#### Parts of the exercise:
1. According to the passage on pontine infarction, which artery do the paramedian perforating arteries and short circumferential arteries arise from?
2. Carry the passage on pontine infarction forward from its last sentence.

#### Passage:

┏━━

Pons is the largest component of the brainstem located distal to the midbrain and proximal to the medulla oblongata. Any obstruction of blood supply to the pons, whether acute or chronic, causes pontine infarction, a type of ischemic stroke. Clinical presentation of a pontine infarction can vary, ranging from the classical crossed syndrome (ipsilateral cranial nerve palsy and contralateral motor and/or sensory impairment) to the less common pure motor hemiparesis or hemiplegia or pure sensory stroke. Clinical presentation is primarily determined by the anatomical boundaries of the infarcted region within the pons and the blood vessels involved.
The most common causes for pontine infarction include - small artery disease, large artery atherosclerosis, and cardiogenic emboli, with the latter two being less frequent causes. The majority of the pons’ blood supply is from the paramedian perforating arteries and the short circumferential arteries which arise from the basilar artery of the posterior circulation. Other sources of supply include the anterior inferior cerebellar artery and the superior cerebellar artery. The primary lesion can be unilateral or bilateral, anterior or posterior, medial, or lateral or, more commonly, a combination of these regions. The established risk factors for ischemic stroke, hypertension, and diabetes are also the leading risk factors for pontine infarction. Long-standing hypertension or diabetes can lead to lipohyalinosis of the small perforating arteries of the pons, leading to chronic ischemia and eventual infarction. Infarction can also result from atheromatous plaques in the larger arteries (vertebral or basilar artery), which in turn can obstruct blood flow to the smaller perforating arteries of pons (microatheromas). Other risk factors postulated include-smoking, hypercholesterolemia, history of ischemic heart disease, hypercoagulable states, and vasculitis. However, the risk factors that increase the risk of infarction, specifically in the pons, are unclear.

┗━━

#### Data items:
┏━━

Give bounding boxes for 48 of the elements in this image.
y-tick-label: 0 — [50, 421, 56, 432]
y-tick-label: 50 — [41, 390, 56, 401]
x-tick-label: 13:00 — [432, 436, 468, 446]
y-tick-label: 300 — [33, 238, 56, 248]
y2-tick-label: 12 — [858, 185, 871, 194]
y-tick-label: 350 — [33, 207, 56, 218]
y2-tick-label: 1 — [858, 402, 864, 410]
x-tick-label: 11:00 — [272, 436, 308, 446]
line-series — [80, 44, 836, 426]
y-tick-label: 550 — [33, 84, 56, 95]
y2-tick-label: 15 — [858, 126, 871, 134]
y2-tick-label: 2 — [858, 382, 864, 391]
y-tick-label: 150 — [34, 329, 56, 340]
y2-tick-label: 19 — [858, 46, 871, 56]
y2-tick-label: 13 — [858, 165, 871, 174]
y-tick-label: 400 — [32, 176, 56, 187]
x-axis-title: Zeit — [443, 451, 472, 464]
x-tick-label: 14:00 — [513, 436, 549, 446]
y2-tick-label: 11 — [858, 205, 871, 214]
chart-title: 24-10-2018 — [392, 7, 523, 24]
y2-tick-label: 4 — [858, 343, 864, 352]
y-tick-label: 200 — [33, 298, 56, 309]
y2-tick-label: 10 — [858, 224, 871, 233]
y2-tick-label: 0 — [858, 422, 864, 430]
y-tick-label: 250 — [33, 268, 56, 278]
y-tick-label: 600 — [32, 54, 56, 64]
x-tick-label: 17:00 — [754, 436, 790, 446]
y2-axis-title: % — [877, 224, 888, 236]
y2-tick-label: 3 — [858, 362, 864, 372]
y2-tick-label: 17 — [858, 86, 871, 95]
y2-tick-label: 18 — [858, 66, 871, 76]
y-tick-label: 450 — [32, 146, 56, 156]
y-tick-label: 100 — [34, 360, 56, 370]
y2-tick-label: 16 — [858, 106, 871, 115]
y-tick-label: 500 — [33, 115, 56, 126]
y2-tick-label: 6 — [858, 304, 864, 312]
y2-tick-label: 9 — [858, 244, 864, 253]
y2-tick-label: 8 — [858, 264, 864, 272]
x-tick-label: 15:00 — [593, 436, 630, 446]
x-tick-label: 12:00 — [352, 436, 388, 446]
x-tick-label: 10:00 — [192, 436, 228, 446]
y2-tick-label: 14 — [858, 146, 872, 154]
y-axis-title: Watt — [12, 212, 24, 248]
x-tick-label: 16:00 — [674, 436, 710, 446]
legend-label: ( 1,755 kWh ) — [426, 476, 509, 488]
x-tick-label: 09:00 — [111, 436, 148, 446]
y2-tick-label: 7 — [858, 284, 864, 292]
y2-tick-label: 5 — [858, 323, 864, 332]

┗━━

#### Your written answers:
1. The basilar artery of the posterior circulation.

2.
Epidemiological studies investigating particularly pontine infarctions are lacking. While pontine infarctions are relatively common, they generally occur as a part of larger posterior circulation stroke. Within pons, presentation further varies depending on the arterial territory involved: 1) the anteromedial and anterolateral region supplied by the basilar artery is the most commonly affected, 2) lateral region supplied by the basilar artery and anterior inferior cerebellar artery, 3) posterior/dorsal region supplied by the superior cerebellar region. Ischemic stroke incidence overall is higher among men than women and Black and Hispanic adults compared to their White counterparts, with some geographic variability. However, studies examining pontine infarctions exclusively are lacking.
Ischemic stroke risk increases with age, and hence a typical presentation of a pontine infarction would be an elderly individual with a history of chronic conditions like hypertension, diabetes, dyslipidemia, or history of heart disease. However, pontine infarction can also occur in younger individuals with vascular disorders like CADASIL (cerebral autosomal dominant arteriopathy with subcortical infarcts and leukoencephalopathy), hypercoagulable states, vertebral artery dissections et cetera. Establishing the time of onset of stroke symptoms heavily determines the treatment strategy (thrombolytics vs. thrombectomy). The clinical presentation of a pontine infarct depends on the anatomical/arterial territories involved and are clinically classified as below.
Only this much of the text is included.